--- Start ---

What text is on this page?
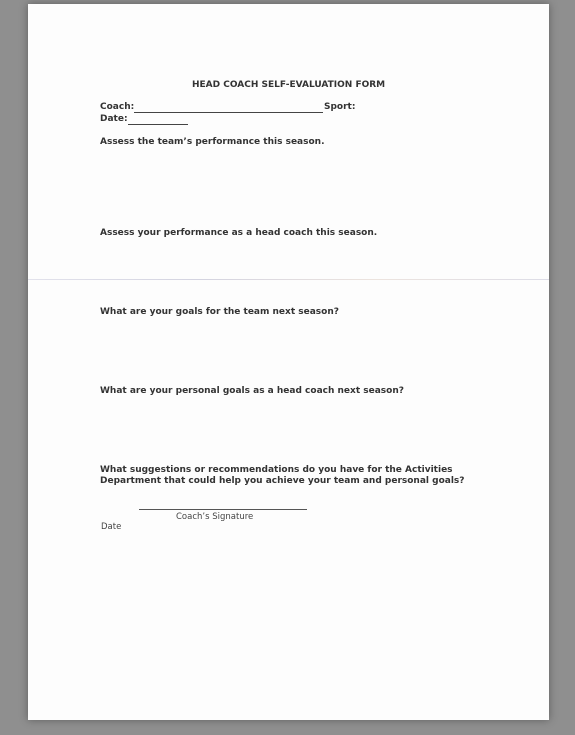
HEAD COACH SELF-EVALUATION FORM
Coach:	Sport:
Date:
Assess the team’s performance this season.
Assess your performance as a head coach this season.
What are your goals for the team next season?
What are your personal goals as a head coach next season?
What suggestions or recommendations do you have for the Activities
Department that could help you achieve your team and personal goals?
Coach’s Signature
Date
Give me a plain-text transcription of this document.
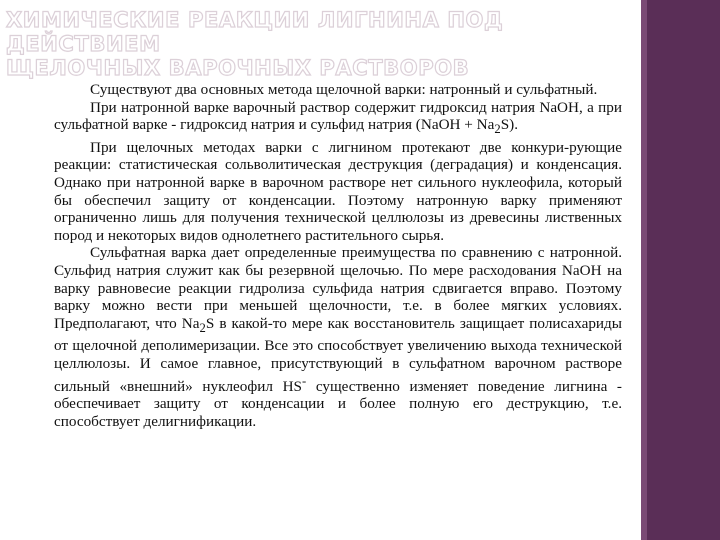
ХИМИЧЕСКИЕ РЕАКЦИИ ЛИГНИНА ПОД ДЕЙСТВИЕМ
ЩЕЛОЧНЫХ ВАРОЧНЫХ РАСТВОРОВ

Существуют два основных метода щелочной варки: натронный и сульфатный.

При натронной варке варочный раствор содержит гидроксид натрия NaOH, а при сульфатной варке - гидроксид натрия и сульфид натрия (NaOH + $Na_2S$).

При щелочных методах варки с лигнином протекают две конкури-рующие реакции: статистическая сольволитическая деструкция (деградация) и конденсация. Однако при натронной варке в варочном растворе нет сильного нуклеофила, который бы обеспечил защиту от конденсации. Поэтому натронную варку применяют ограниченно лишь для получения технической целлюлозы из древесины лиственных пород и некоторых видов однолетнего растительного сырья.

Сульфатная варка дает определенные преимущества по сравнению с натронной. Сульфид натрия служит как бы резервной щелочью. По мере расходования NaOH на варку равновесие реакции гидролиза сульфида натрия сдвигается вправо. Поэтому варку можно вести при меньшей щелочности, т.е. в более мягких условиях. Предполагают, что $Na_2S$ в какой-то мере как восстановитель защищает полисахариды от щелочной деполимеризации. Все это способствует увеличению выхода технической целлюлозы. И самое главное, присутствующий в сульфатном варочном растворе сильный «внешний» нуклеофил HS- существенно изменяет поведение лигнина - обеспечивает защиту от конденсации и более полную его деструкцию, т.е. способствует делигнификации.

--- End ---

— Given instruction —
Reproduce every entry exactly, but omit each picture.

— Written answer —
What text is on this page?
HEAD COACH SELF-EVALUATION FORM
Coach:	Sport:
Date:
Assess the team’s performance this season.
Assess your performance as a head coach this season.
What are your goals for the team next season?
What are your personal goals as a head coach next season?
What suggestions or recommendations do you have for the Activities
Department that could help you achieve your team and personal goals?
Coach’s Signature
Date
Give me a plain-text transcription of this document.
ХИМИЧЕСКИЕ РЕАКЦИИ ЛИГНИНА ПОД ДЕЙСТВИЕМ
ЩЕЛОЧНЫХ ВАРОЧНЫХ РАСТВОРОВ

Существуют два основных метода щелочной варки: натронный и сульфатный.

При натронной варке варочный раствор содержит гидроксид натрия NaOH, а при сульфатной варке - гидроксид натрия и сульфид натрия (NaOH + $Na_2S$).

При щелочных методах варки с лигнином протекают две конкури-рующие реакции: статистическая сольволитическая деструкция (деградация) и конденсация. Однако при натронной варке в варочном растворе нет сильного нуклеофила, который бы обеспечил защиту от конденсации. Поэтому натронную варку применяют ограниченно лишь для получения технической целлюлозы из древесины лиственных пород и некоторых видов однолетнего растительного сырья.

Сульфатная варка дает определенные преимущества по сравнению с натронной. Сульфид натрия служит как бы резервной щелочью. По мере расходования NaOH на варку равновесие реакции гидролиза сульфида натрия сдвигается вправо. Поэтому варку можно вести при меньшей щелочности, т.е. в более мягких условиях. Предполагают, что $Na_2S$ в какой-то мере как восстановитель защищает полисахариды от щелочной деполимеризации. Все это способствует увеличению выхода технической целлюлозы. И самое главное, присутствующий в сульфатном варочном растворе сильный «внешний» нуклеофил HS- существенно изменяет поведение лигнина - обеспечивает защиту от конденсации и более полную его деструкцию, т.е. способствует делигнификации.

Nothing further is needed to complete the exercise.